* begin Provided data *

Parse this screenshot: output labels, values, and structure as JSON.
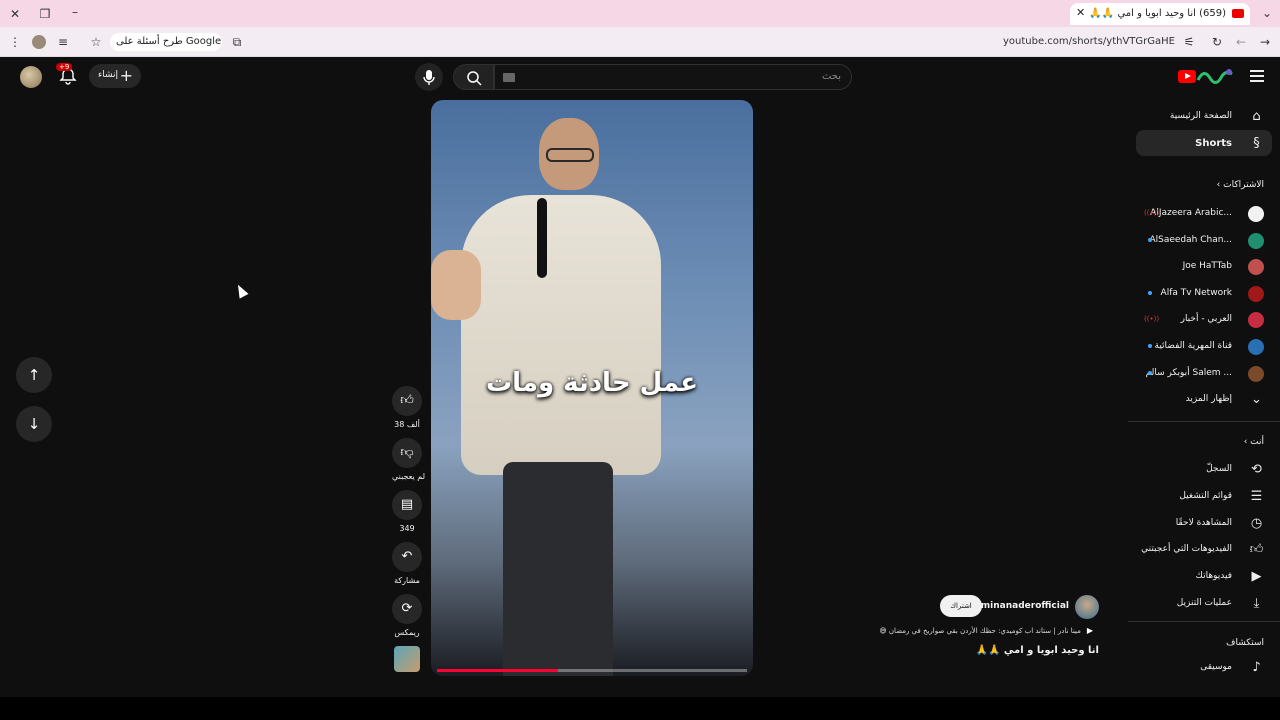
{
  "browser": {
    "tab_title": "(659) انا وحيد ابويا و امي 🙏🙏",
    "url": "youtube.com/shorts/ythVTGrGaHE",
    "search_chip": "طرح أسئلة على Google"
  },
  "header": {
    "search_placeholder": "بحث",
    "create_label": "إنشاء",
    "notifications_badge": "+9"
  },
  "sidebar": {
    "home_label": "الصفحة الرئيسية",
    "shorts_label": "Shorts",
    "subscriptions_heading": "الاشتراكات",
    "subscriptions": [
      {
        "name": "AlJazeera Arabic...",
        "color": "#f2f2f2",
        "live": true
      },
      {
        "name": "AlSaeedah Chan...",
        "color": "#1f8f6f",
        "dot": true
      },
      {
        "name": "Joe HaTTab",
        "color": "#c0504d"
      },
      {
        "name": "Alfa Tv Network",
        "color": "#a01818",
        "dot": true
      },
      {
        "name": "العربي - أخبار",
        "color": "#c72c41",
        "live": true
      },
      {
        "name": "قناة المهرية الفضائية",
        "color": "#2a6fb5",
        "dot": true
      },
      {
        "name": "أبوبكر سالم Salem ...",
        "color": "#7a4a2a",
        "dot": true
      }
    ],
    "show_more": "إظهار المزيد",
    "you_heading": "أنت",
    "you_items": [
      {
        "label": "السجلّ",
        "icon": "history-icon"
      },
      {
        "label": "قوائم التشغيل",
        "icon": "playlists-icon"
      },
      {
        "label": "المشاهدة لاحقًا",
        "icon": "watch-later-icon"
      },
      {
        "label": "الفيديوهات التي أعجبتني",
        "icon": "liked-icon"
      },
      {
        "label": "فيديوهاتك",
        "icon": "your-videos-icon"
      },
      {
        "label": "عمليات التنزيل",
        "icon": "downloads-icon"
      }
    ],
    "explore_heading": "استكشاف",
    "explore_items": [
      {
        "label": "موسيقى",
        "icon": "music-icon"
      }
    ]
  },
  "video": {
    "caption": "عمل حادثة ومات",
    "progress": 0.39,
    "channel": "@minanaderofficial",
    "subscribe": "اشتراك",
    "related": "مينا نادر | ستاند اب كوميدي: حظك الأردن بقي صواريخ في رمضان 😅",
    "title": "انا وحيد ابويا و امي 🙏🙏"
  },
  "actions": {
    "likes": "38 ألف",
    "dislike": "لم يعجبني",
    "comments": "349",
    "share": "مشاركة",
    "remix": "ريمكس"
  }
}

* end Provided data *

Write out every record above exactly as it stands, but leave out the pictures.

> [Response for this exercise]:
Parse this screenshot: output labels, values, and structure as JSON.
{
  "browser": {
    "tab_title": "(659) انا وحيد ابويا و امي 🙏🙏",
    "url": "youtube.com/shorts/ythVTGrGaHE",
    "search_chip": "طرح أسئلة على Google"
  },
  "header": {
    "search_placeholder": "بحث",
    "create_label": "إنشاء",
    "notifications_badge": "+9"
  },
  "sidebar": {
    "home_label": "الصفحة الرئيسية",
    "shorts_label": "Shorts",
    "subscriptions_heading": "الاشتراكات",
    "subscriptions": [
      {
        "name": "AlJazeera Arabic...",
        "color": "#f2f2f2",
        "live": true
      },
      {
        "name": "AlSaeedah Chan...",
        "color": "#1f8f6f",
        "dot": true
      },
      {
        "name": "Joe HaTTab",
        "color": "#c0504d"
      },
      {
        "name": "Alfa Tv Network",
        "color": "#a01818",
        "dot": true
      },
      {
        "name": "العربي - أخبار",
        "color": "#c72c41",
        "live": true
      },
      {
        "name": "قناة المهرية الفضائية",
        "color": "#2a6fb5",
        "dot": true
      },
      {
        "name": "أبوبكر سالم Salem ...",
        "color": "#7a4a2a",
        "dot": true
      }
    ],
    "show_more": "إظهار المزيد",
    "you_heading": "أنت",
    "you_items": [
      {
        "label": "السجلّ",
        "icon": "history-icon"
      },
      {
        "label": "قوائم التشغيل",
        "icon": "playlists-icon"
      },
      {
        "label": "المشاهدة لاحقًا",
        "icon": "watch-later-icon"
      },
      {
        "label": "الفيديوهات التي أعجبتني",
        "icon": "liked-icon"
      },
      {
        "label": "فيديوهاتك",
        "icon": "your-videos-icon"
      },
      {
        "label": "عمليات التنزيل",
        "icon": "downloads-icon"
      }
    ],
    "explore_heading": "استكشاف",
    "explore_items": [
      {
        "label": "موسيقى",
        "icon": "music-icon"
      }
    ]
  },
  "video": {
    "caption": "عمل حادثة ومات",
    "progress": 0.39,
    "channel": "@minanaderofficial",
    "subscribe": "اشتراك",
    "related": "مينا نادر | ستاند اب كوميدي: حظك الأردن بقي صواريخ في رمضان 😅",
    "title": "انا وحيد ابويا و امي 🙏🙏"
  },
  "actions": {
    "likes": "38 ألف",
    "dislike": "لم يعجبني",
    "comments": "349",
    "share": "مشاركة",
    "remix": "ريمكس"
  }
}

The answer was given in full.